Figure collection entries:
□ □ □ □

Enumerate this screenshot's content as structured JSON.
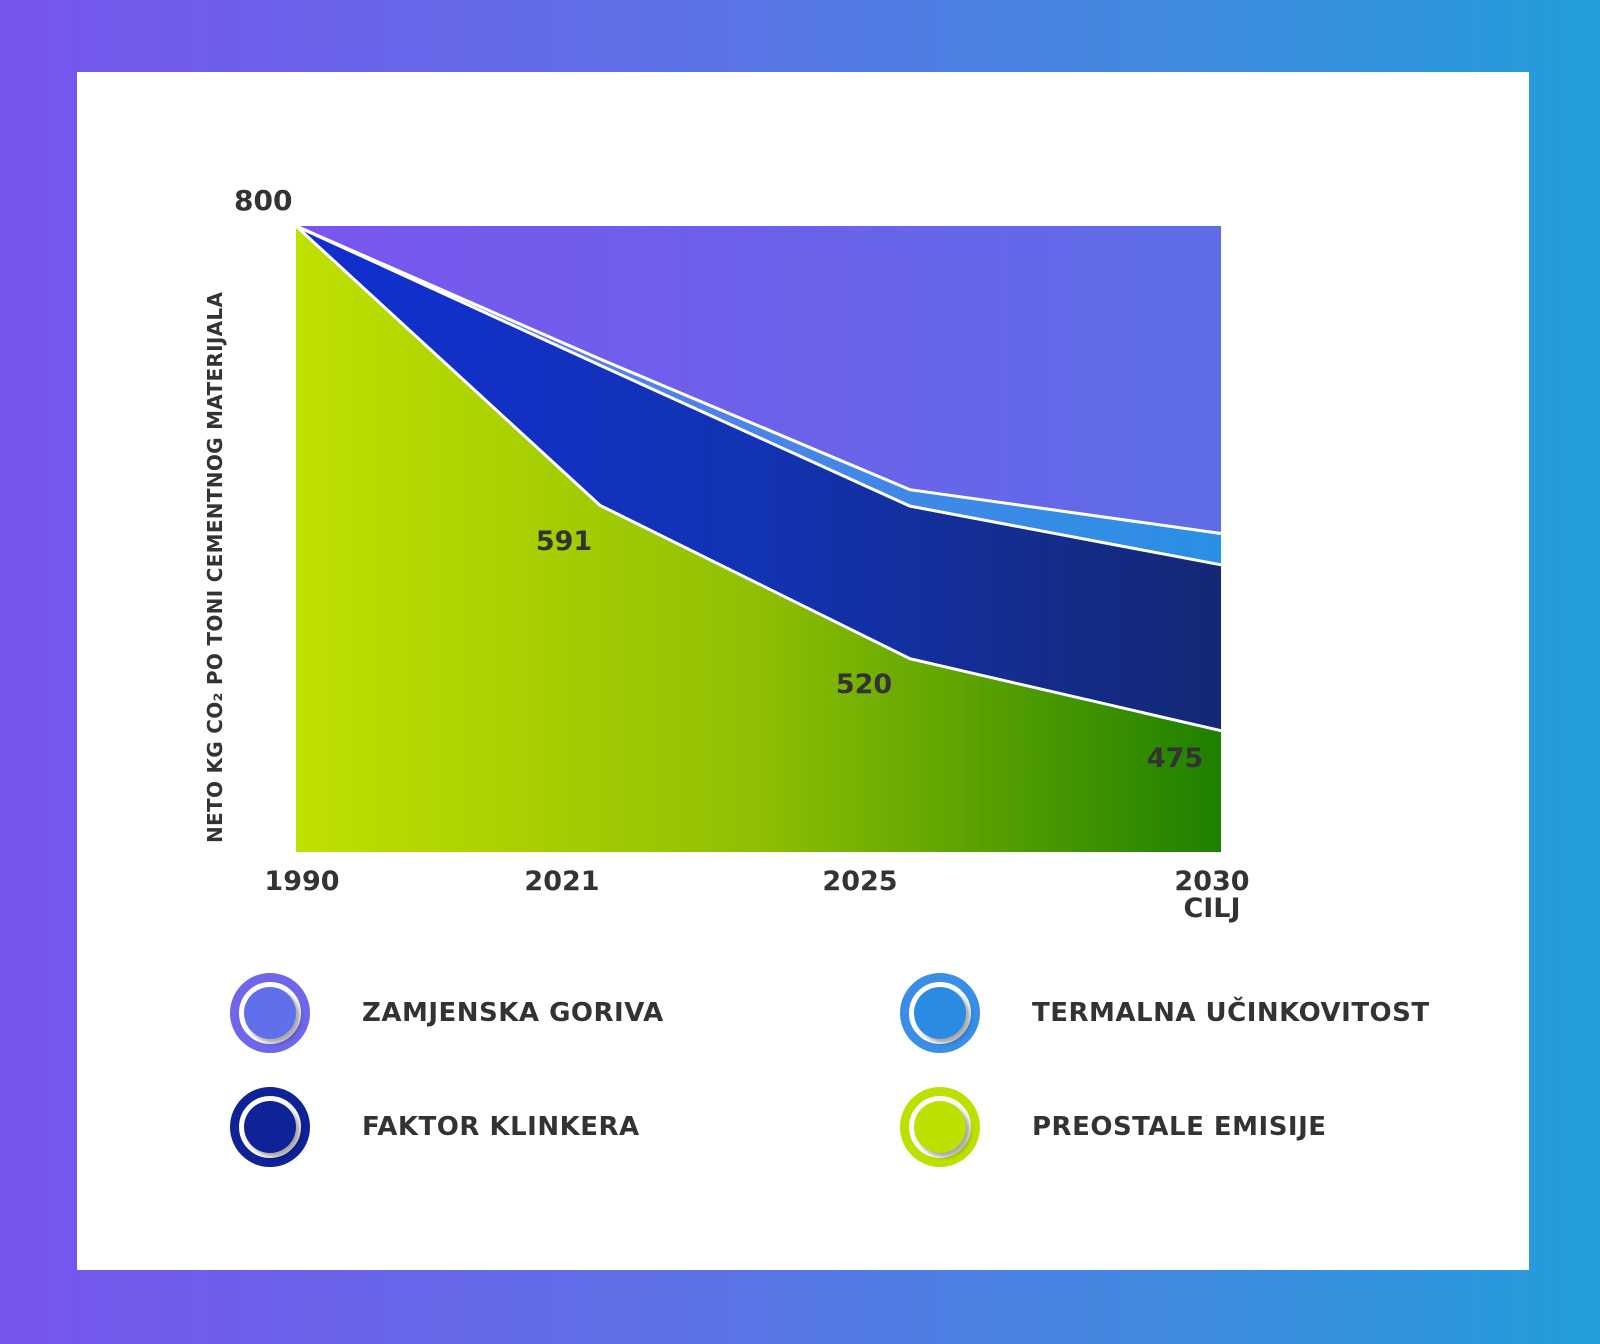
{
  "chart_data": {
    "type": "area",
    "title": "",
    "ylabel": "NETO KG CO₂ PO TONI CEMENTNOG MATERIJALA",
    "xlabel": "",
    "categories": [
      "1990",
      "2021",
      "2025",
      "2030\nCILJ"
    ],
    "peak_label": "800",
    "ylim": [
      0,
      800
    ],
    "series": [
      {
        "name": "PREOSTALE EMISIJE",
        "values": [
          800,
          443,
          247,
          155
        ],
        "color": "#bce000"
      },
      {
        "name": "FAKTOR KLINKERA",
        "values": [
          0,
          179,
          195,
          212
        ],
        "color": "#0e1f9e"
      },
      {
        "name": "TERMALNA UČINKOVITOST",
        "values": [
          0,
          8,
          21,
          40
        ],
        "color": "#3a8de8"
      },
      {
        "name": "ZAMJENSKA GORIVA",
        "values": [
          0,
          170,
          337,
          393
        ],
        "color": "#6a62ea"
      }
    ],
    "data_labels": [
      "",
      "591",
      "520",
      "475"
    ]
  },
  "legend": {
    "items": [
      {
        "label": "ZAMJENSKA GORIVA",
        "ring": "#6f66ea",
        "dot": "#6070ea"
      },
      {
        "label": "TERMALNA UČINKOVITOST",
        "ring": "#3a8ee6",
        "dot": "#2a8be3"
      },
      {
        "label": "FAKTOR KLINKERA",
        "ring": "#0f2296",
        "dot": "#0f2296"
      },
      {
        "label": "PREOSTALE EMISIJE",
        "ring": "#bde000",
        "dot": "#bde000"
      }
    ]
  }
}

□ □ □ □

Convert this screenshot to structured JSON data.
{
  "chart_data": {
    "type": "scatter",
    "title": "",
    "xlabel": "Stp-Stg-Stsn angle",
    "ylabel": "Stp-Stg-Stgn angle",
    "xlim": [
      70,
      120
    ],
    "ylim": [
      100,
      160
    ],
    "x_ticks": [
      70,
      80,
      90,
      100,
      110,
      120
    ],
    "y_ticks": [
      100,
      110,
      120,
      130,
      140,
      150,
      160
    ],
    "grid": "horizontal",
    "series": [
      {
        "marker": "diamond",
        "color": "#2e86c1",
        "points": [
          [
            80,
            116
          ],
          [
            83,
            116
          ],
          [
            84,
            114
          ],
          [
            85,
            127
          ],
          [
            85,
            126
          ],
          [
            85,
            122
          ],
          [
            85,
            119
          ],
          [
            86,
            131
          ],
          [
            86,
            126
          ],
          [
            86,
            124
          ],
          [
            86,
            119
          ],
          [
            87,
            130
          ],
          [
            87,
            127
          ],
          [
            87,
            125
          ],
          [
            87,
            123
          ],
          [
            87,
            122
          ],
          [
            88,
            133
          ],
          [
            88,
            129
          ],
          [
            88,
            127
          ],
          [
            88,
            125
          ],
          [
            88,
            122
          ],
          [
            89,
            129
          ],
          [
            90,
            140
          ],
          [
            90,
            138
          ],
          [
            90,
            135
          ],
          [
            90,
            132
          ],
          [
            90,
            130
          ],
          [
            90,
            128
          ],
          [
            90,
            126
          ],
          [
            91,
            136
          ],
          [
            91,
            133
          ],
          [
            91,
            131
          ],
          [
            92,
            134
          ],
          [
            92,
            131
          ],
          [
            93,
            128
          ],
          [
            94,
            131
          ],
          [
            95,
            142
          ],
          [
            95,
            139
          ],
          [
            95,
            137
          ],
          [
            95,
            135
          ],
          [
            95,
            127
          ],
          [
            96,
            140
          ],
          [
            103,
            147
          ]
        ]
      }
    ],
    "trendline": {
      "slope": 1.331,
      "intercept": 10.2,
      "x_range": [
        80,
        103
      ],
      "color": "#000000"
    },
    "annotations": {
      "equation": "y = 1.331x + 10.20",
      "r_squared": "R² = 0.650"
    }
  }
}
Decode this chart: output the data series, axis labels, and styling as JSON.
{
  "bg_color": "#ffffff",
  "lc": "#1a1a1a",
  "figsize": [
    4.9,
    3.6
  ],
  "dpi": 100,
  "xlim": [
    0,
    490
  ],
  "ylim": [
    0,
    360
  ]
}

□ □ □ □

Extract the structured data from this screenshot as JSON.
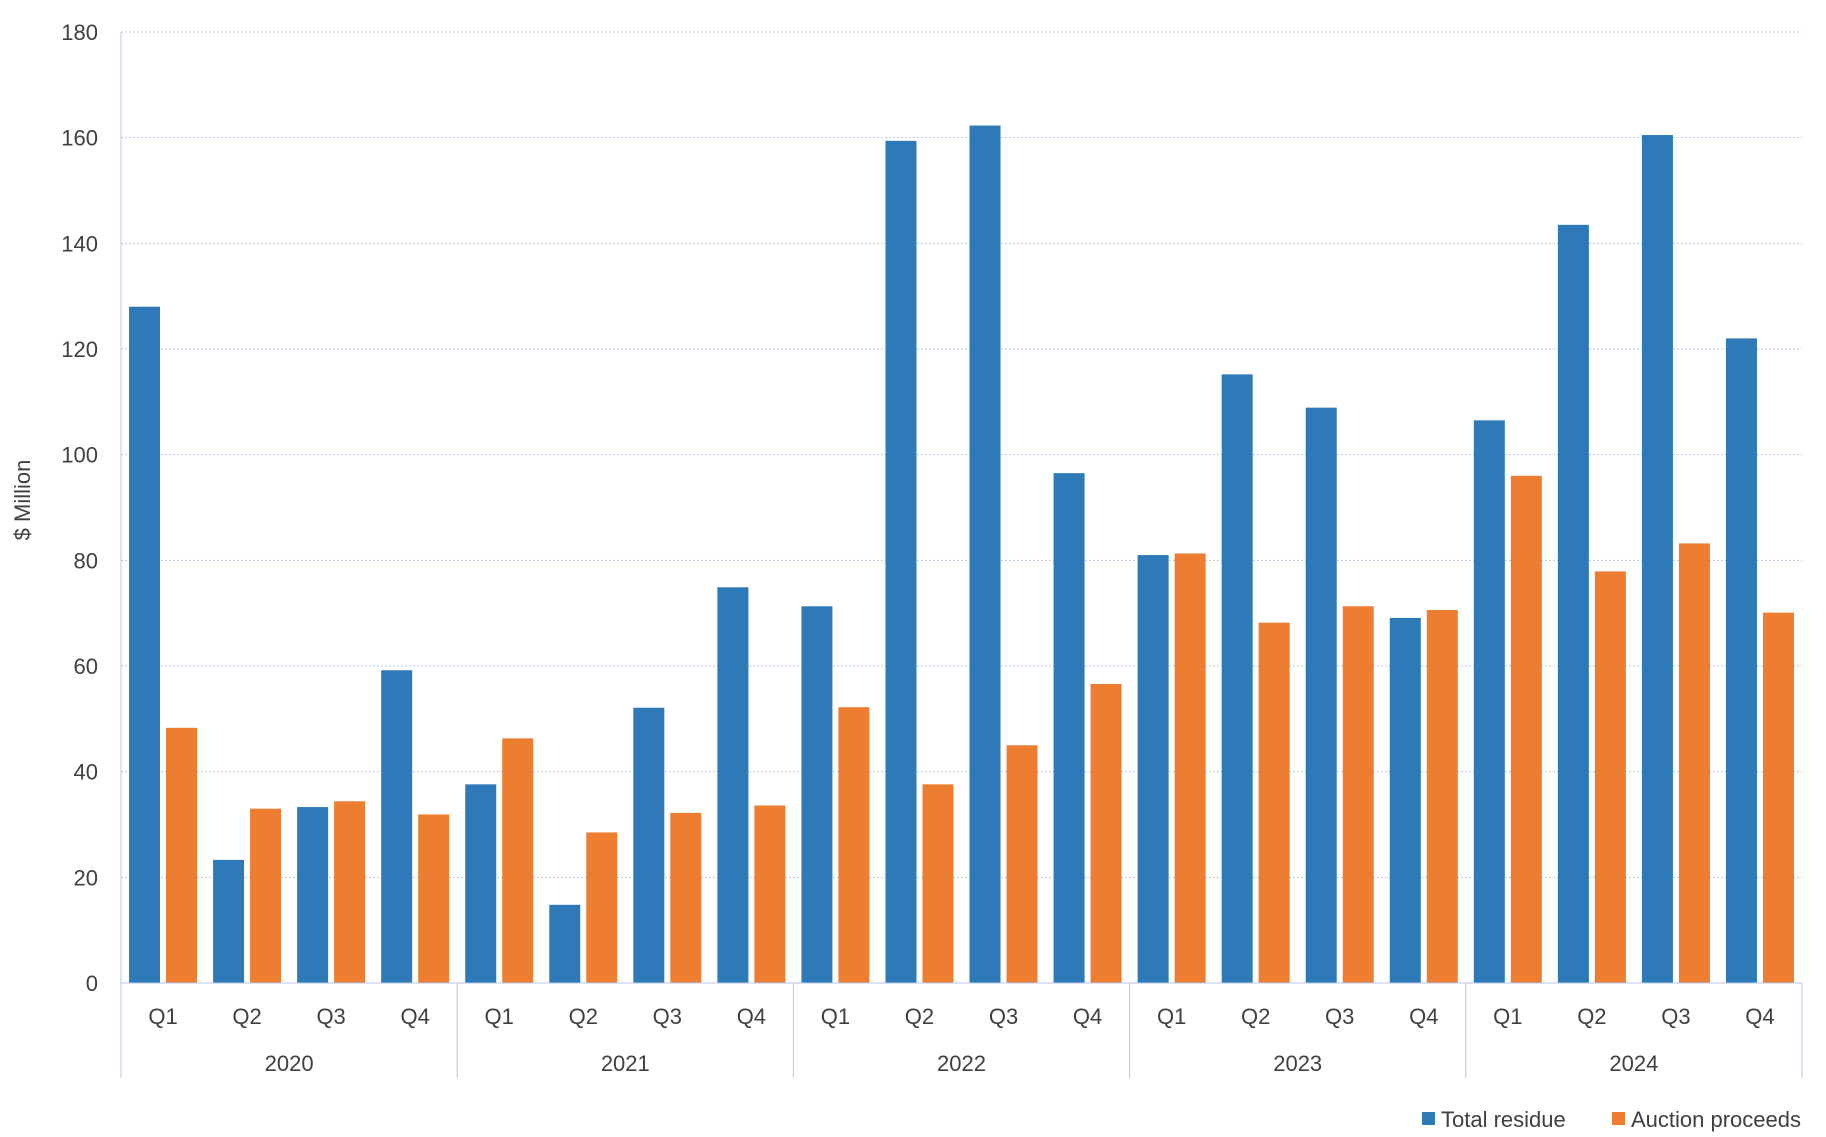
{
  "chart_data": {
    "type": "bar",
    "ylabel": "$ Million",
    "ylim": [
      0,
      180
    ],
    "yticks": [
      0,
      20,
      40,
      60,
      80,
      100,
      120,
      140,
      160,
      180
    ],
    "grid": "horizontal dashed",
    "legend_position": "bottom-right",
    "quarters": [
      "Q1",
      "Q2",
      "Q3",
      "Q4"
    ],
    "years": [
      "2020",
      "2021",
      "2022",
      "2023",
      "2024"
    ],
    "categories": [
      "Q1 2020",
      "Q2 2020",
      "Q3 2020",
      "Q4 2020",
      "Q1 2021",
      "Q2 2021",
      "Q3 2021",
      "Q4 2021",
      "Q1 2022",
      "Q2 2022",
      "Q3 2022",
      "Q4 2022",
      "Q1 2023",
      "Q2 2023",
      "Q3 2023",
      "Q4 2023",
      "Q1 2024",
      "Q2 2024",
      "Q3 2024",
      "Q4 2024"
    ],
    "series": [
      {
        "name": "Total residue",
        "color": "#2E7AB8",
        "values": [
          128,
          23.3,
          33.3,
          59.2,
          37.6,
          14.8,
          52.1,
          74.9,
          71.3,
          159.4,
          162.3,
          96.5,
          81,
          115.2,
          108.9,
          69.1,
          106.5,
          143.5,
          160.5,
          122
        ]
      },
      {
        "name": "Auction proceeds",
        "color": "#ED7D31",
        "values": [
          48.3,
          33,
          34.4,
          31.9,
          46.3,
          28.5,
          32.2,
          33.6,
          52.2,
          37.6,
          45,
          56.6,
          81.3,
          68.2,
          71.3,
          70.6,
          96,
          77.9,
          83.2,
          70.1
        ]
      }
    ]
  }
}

□ □ □ □

*Task*: Copy out every line of the listing that includes the string "UČINKOVITOST".

*Written answer*:
        "name": "TERMALNA UČINKOVITOST",
        "label": "TERMALNA UČINKOVITOST",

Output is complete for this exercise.